DESCRIPTION OF THE TASK:
Reproduce the forum thread on gaining exposure as an artist from "Post more stuff, also" up to and including "worth paying for.", swapping "progression" for "improvement".

TEXT PROVIDED:
-.-.-
I'll agree with the majority. 
Post more stuff, also some less than perfect stuff is ok people like seeing progression, well i do anyways. 
Also try and comment on anything you like, be positive and friendly. 

Many artists feel a bit down when things are faved and not commented, it's those few words that make someone smile or remember you.


----------



## Red Savarin (Sep 13, 2013)

1. Prove you have art worth paying for.
2. Talk to people, commission stuff from them, just go out and socialize. Friendliness gets you everywhere in the world, no matter what anyone else says.
3. PROFIT (no, not trying to make some shitty meme joke here, you will get money).

If you're talking specifically about the furaffinity crowd, just go about commenting on and favoriting stuff you like. I used to upload music there (deleted everything I made, no longer have an account there), and I'd only get about a hundred views or so per song and maybe around four to six comments because I only uploaded them to show off to my friends and the occasional front page lurker would stumble upon it. I hate to make it sound easier than it really is, but it's not something that takes too much thinking. Just a lot of effort on your end. You may have to make some sacrifices as well.


----------



## Drake Ukkonen (Sep 13, 2013)

Make posts on asking how to get exposure, people will look at your profile...


----------



## kontonakuma (Sep 13, 2013)

Anything else I could provide at this point would just be parroting everyone else on this thread. Get involved with the community more and post more. The best way to advertise is putting yourself out there.
-.-.-
DATASET EXTRACT:
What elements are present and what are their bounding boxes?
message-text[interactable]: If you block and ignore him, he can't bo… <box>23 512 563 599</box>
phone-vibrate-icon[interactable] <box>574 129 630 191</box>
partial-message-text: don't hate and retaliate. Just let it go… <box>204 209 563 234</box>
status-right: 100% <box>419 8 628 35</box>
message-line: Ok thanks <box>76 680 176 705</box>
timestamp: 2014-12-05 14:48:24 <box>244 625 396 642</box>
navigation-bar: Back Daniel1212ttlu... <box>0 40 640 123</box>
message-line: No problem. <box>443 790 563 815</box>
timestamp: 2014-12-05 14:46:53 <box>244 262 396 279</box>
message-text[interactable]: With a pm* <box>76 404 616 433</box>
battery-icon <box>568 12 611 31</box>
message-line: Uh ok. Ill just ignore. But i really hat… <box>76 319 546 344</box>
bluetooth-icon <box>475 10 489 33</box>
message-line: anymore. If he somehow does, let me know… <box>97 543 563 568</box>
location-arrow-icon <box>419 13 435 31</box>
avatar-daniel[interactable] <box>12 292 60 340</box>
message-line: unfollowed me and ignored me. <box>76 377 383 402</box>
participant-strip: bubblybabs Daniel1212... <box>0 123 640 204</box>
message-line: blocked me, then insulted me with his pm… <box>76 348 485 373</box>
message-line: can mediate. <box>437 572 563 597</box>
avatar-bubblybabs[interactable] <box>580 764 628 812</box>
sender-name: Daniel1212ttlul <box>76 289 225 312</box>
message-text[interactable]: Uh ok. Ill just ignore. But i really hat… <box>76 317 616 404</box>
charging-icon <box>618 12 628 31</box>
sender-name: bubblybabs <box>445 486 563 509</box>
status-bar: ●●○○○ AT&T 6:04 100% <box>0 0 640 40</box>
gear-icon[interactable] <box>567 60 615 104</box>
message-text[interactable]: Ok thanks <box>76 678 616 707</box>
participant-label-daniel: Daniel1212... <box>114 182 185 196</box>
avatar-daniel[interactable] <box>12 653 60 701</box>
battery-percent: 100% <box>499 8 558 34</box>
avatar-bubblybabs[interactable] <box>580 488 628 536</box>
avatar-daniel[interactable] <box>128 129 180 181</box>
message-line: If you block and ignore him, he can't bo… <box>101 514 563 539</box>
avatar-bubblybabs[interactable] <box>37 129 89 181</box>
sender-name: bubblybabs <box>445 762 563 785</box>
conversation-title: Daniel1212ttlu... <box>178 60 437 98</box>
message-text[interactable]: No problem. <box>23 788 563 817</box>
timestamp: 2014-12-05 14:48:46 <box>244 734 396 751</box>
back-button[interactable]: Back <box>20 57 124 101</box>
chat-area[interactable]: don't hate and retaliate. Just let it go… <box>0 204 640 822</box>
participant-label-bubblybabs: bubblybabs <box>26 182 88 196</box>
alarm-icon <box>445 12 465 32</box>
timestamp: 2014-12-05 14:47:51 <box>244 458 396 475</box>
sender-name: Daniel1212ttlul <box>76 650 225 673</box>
-.-.-
EXERCISE SOLUTION:
Post more stuff, also some less than perfect stuff is ok people like seeing improvement, well i do anyways. 
Also try and comment on anything you like, be positive and friendly. 

Many artists feel a bit down when things are faved and not commented, it's those few words that make someone smile or remember you.


----------



## Red Savarin (Sep 13, 2013)

1. Prove you have art worth paying for.